Alıştırma amacı
Aşağıdaki malzemenin bütün satırlarını, boş satırları atlayarak numaralı bir listeye dönüştürür müsünüz? Resimler yanıtta yer almasın.

____________

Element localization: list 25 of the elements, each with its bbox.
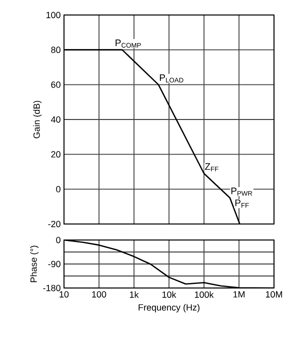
x-axis-title: Frequency (Hz) xyxy=(138,304,200,312)
y-axis-title: Gain (dB) xyxy=(33,100,42,138)
y-tick-label: 20 xyxy=(51,151,60,158)
y-tick-label: 100 xyxy=(46,12,60,18)
x-tick-label: 10 xyxy=(60,291,69,298)
y-axis-title: Phase (°) xyxy=(30,246,39,282)
annotation: P$_{PWR}$ xyxy=(231,188,252,196)
x-tick-label: 10M xyxy=(266,291,282,298)
y-tick-label: 0 xyxy=(56,186,60,192)
y-tick-label: 40 xyxy=(50,116,60,123)
x-tick-label: 1M xyxy=(233,291,245,298)
y-tick-label: -20 xyxy=(48,220,60,228)
annotation: Z$_{FF}$ xyxy=(205,163,218,172)
x-tick-label: 1k xyxy=(130,291,139,298)
annotation: P$_{COMP}$ xyxy=(116,40,141,48)
annotation: P$_{LOAD}$ xyxy=(160,74,184,82)
x-tick-label: 10k xyxy=(162,291,176,298)
y-tick-label: -90 xyxy=(48,260,60,268)
y-tick-label: 60 xyxy=(51,81,60,88)
y-tick-label: -180 xyxy=(43,284,60,292)
x-tick-label: 100k xyxy=(194,291,214,298)
y-tick-label: 80 xyxy=(51,46,60,54)
x-tick-label: 100 xyxy=(92,291,106,298)
y-tick-label: 0 xyxy=(56,236,60,244)
annotation: P$_{FF}$ xyxy=(235,200,249,208)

____________

Çıktı
1. Element localization: list 25 of the elements, each with its bbox.
2. x-axis-title: Frequency (Hz) xyxy=(138,304,200,312)
3. y-axis-title: Gain (dB) xyxy=(33,100,42,138)
4. y-tick-label: 20 xyxy=(51,151,60,158)
5. y-tick-label: 100 xyxy=(46,12,60,18)
6. x-tick-label: 10 xyxy=(60,291,69,298)
7. y-axis-title: Phase (°) xyxy=(30,246,39,282)
8. annotation: P$_{PWR}$ xyxy=(231,188,252,196)
9. x-tick-label: 10M xyxy=(266,291,282,298)
10. y-tick-label: 0 xyxy=(56,186,60,192)
11. y-tick-label: 40 xyxy=(50,116,60,123)
12. x-tick-label: 1M xyxy=(233,291,245,298)
13. y-tick-label: -20 xyxy=(48,220,60,228)
14. annotation: Z$_{FF}$ xyxy=(205,163,218,172)
15. x-tick-label: 1k xyxy=(130,291,139,298)
16. annotation: P$_{COMP}$ xyxy=(116,40,141,48)
17. annotation: P$_{LOAD}$ xyxy=(160,74,184,82)
18. x-tick-label: 10k xyxy=(162,291,176,298)
19. y-tick-label: -90 xyxy=(48,260,60,268)
20. y-tick-label: 60 xyxy=(51,81,60,88)
21. y-tick-label: -180 xyxy=(43,284,60,292)
22. x-tick-label: 100k xyxy=(194,291,214,298)
23. y-tick-label: 80 xyxy=(51,46,60,54)
24. x-tick-label: 100 xyxy=(92,291,106,298)
25. y-tick-label: 0 xyxy=(56,236,60,244)
26. annotation: P$_{FF}$ xyxy=(235,200,249,208)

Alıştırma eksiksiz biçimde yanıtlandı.